**Work to be completed:**
Please give the listing again in its entirety, exactly as written.

**Data extract:**

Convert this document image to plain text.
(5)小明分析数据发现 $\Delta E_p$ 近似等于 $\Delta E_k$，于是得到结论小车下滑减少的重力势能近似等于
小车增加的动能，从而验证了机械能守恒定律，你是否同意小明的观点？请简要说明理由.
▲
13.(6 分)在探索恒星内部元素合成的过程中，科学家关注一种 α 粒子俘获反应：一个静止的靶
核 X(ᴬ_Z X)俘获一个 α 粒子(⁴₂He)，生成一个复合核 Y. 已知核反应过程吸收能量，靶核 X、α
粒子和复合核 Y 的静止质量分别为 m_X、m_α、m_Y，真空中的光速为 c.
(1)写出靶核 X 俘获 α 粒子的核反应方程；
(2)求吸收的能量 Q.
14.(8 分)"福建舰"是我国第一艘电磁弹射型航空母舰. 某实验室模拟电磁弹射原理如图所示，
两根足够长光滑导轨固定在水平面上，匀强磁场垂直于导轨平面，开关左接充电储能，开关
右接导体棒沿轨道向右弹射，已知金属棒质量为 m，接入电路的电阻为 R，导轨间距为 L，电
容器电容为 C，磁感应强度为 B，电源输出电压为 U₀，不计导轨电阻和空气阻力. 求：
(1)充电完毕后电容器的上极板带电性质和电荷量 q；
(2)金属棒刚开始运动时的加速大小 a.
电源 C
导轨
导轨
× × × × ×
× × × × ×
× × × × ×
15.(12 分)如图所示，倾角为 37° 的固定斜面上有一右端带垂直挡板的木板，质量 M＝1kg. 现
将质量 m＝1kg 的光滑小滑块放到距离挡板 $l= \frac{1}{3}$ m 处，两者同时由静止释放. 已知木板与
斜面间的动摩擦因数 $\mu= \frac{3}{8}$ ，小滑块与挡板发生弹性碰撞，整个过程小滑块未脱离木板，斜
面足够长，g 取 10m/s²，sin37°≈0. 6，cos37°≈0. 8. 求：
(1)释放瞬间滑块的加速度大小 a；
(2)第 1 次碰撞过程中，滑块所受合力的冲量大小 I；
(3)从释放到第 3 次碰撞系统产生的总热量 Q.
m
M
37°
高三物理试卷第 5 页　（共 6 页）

**Problem solution:**
Convert this document image to plain text.
(5)小明分析数据发现 $\Delta E_p$ 近似等于 $\Delta E_k$，于是得到结论小车下滑减少的重力势能近似等于
小车增加的动能，从而验证了机械能守恒定律，你是否同意小明的观点？请简要说明理由.
▲
13.(6 分)在探索恒星内部元素合成的过程中，科学家关注一种 α 粒子俘获反应：一个静止的靶
核 X(ᴬ_Z X)俘获一个 α 粒子(⁴₂He)，生成一个复合核 Y. 已知核反应过程吸收能量，靶核 X、α
粒子和复合核 Y 的静止质量分别为 m_X、m_α、m_Y，真空中的光速为 c.
(1)写出靶核 X 俘获 α 粒子的核反应方程；
(2)求吸收的能量 Q.
14.(8 分)"福建舰"是我国第一艘电磁弹射型航空母舰. 某实验室模拟电磁弹射原理如图所示，
两根足够长光滑导轨固定在水平面上，匀强磁场垂直于导轨平面，开关左接充电储能，开关
右接导体棒沿轨道向右弹射，已知金属棒质量为 m，接入电路的电阻为 R，导轨间距为 L，电
容器电容为 C，磁感应强度为 B，电源输出电压为 U₀，不计导轨电阻和空气阻力. 求：
(1)充电完毕后电容器的上极板带电性质和电荷量 q；
(2)金属棒刚开始运动时的加速大小 a.
电源 C
导轨
导轨
× × × × ×
× × × × ×
× × × × ×
15.(12 分)如图所示，倾角为 37° 的固定斜面上有一右端带垂直挡板的木板，质量 M＝1kg. 现
将质量 m＝1kg 的光滑小滑块放到距离挡板 $l= \frac{1}{3}$ m 处，两者同时由静止释放. 已知木板与
斜面间的动摩擦因数 $\mu= \frac{3}{8}$ ，小滑块与挡板发生弹性碰撞，整个过程小滑块未脱离木板，斜
面足够长，g 取 10m/s²，sin37°≈0. 6，cos37°≈0. 8. 求：
(1)释放瞬间滑块的加速度大小 a；
(2)第 1 次碰撞过程中，滑块所受合力的冲量大小 I；
(3)从释放到第 3 次碰撞系统产生的总热量 Q.
m
M
37°
高三物理试卷第 5 页　（共 6 页）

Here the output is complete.